GOAL.
Each line that includes the word "open" counts once; give the total and nothing more.

RECORDS FOR THIS TASK.
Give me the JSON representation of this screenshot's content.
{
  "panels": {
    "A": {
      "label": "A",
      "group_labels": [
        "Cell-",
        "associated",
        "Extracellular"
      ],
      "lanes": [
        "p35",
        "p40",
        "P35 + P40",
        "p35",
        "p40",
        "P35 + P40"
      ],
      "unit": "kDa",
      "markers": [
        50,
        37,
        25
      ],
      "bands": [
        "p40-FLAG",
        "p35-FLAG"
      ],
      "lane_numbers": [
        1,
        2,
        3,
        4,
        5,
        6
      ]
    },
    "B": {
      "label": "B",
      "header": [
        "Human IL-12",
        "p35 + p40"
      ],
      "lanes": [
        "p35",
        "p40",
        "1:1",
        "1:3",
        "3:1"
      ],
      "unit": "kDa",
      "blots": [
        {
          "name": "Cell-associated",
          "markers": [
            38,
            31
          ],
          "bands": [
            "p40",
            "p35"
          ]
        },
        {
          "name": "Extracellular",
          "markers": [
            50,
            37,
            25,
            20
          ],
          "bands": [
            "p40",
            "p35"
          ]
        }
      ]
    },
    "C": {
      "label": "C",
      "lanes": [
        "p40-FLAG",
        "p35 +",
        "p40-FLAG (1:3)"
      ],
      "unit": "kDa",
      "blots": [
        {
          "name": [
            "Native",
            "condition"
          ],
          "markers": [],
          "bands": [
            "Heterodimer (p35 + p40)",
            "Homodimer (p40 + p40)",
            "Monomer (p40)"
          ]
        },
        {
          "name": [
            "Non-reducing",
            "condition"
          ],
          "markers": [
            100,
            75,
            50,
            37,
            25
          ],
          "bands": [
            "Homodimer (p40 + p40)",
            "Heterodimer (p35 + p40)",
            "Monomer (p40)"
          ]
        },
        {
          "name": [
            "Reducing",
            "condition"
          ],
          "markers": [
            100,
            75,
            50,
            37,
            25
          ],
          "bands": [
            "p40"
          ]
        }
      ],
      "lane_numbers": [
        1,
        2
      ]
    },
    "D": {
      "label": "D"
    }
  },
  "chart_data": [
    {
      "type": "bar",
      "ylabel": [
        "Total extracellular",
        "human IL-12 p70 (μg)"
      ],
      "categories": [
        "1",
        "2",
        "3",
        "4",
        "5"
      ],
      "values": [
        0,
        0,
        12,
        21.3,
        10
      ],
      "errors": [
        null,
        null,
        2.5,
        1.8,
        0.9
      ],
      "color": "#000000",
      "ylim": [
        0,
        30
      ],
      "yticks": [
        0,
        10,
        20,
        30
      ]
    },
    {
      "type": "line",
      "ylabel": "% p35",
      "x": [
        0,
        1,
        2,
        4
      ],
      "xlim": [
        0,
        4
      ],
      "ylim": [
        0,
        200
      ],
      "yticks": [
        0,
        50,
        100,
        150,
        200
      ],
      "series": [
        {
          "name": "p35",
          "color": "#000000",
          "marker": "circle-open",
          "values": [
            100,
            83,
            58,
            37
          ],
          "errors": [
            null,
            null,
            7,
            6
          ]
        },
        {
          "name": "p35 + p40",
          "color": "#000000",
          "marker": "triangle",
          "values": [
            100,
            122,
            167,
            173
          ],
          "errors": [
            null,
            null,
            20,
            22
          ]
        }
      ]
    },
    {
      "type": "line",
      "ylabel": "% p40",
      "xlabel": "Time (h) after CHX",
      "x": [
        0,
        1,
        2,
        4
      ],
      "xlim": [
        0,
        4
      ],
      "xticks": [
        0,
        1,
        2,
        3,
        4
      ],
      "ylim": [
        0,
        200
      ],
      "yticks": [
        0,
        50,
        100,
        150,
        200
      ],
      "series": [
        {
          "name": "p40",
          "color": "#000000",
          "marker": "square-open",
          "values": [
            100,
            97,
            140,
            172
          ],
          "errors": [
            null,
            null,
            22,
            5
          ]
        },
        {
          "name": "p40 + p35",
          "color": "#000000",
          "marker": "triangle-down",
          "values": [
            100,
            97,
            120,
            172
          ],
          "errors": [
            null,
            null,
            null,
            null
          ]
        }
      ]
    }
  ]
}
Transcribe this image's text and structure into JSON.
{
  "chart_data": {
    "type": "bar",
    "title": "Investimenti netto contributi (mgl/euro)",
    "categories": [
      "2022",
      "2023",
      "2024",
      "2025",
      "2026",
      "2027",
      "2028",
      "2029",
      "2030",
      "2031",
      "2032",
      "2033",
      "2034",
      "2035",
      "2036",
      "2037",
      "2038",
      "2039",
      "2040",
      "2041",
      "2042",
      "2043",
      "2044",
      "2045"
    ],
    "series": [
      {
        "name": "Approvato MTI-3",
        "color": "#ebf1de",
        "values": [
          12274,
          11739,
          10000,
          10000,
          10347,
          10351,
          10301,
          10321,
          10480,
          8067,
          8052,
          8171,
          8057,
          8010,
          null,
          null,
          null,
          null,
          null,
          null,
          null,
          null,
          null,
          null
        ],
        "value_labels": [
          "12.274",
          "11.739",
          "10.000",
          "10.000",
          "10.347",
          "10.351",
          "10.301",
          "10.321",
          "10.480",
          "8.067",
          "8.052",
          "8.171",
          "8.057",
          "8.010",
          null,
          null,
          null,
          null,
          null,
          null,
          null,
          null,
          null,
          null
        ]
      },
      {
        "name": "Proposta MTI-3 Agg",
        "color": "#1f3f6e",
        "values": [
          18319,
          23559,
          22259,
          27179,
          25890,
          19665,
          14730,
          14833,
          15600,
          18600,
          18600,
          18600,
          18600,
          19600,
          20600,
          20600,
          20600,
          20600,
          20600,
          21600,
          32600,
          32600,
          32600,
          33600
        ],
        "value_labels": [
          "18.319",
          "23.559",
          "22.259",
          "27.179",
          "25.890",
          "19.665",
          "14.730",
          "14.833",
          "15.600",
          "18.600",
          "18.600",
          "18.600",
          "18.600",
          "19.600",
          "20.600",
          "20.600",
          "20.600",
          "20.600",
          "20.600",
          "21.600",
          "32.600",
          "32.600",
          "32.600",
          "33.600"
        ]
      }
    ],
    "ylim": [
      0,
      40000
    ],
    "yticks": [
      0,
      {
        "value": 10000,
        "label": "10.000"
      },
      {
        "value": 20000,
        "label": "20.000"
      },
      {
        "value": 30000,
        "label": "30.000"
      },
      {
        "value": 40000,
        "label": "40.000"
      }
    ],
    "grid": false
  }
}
...
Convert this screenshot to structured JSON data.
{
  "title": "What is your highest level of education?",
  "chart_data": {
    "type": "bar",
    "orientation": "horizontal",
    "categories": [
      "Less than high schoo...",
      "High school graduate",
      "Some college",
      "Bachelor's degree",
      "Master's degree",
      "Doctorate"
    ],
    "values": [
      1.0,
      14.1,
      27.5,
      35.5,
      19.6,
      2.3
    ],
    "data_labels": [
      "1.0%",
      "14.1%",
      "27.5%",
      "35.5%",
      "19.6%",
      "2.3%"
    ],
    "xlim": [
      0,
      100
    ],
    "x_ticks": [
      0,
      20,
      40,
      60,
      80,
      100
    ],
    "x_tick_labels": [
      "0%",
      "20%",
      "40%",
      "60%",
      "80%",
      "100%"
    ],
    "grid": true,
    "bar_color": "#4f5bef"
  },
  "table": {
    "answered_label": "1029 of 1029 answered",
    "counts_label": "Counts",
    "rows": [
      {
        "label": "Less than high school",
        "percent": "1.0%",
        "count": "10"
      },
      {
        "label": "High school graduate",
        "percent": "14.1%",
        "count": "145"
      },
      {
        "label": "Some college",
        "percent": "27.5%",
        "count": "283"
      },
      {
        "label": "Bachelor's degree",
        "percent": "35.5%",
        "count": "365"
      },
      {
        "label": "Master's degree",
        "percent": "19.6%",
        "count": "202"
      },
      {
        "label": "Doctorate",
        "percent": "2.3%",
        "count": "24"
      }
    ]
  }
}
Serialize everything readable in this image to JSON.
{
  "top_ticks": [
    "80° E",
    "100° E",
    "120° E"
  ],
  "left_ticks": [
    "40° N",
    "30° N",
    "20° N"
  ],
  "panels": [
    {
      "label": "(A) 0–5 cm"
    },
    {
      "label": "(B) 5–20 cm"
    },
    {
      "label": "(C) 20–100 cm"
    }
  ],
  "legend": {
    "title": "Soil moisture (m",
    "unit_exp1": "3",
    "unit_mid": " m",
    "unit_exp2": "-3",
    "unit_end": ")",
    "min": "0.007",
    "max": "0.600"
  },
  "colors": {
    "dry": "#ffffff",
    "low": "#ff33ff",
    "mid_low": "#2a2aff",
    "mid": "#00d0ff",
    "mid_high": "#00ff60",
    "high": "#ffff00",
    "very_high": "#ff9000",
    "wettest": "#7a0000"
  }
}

FINAL RESULT.
2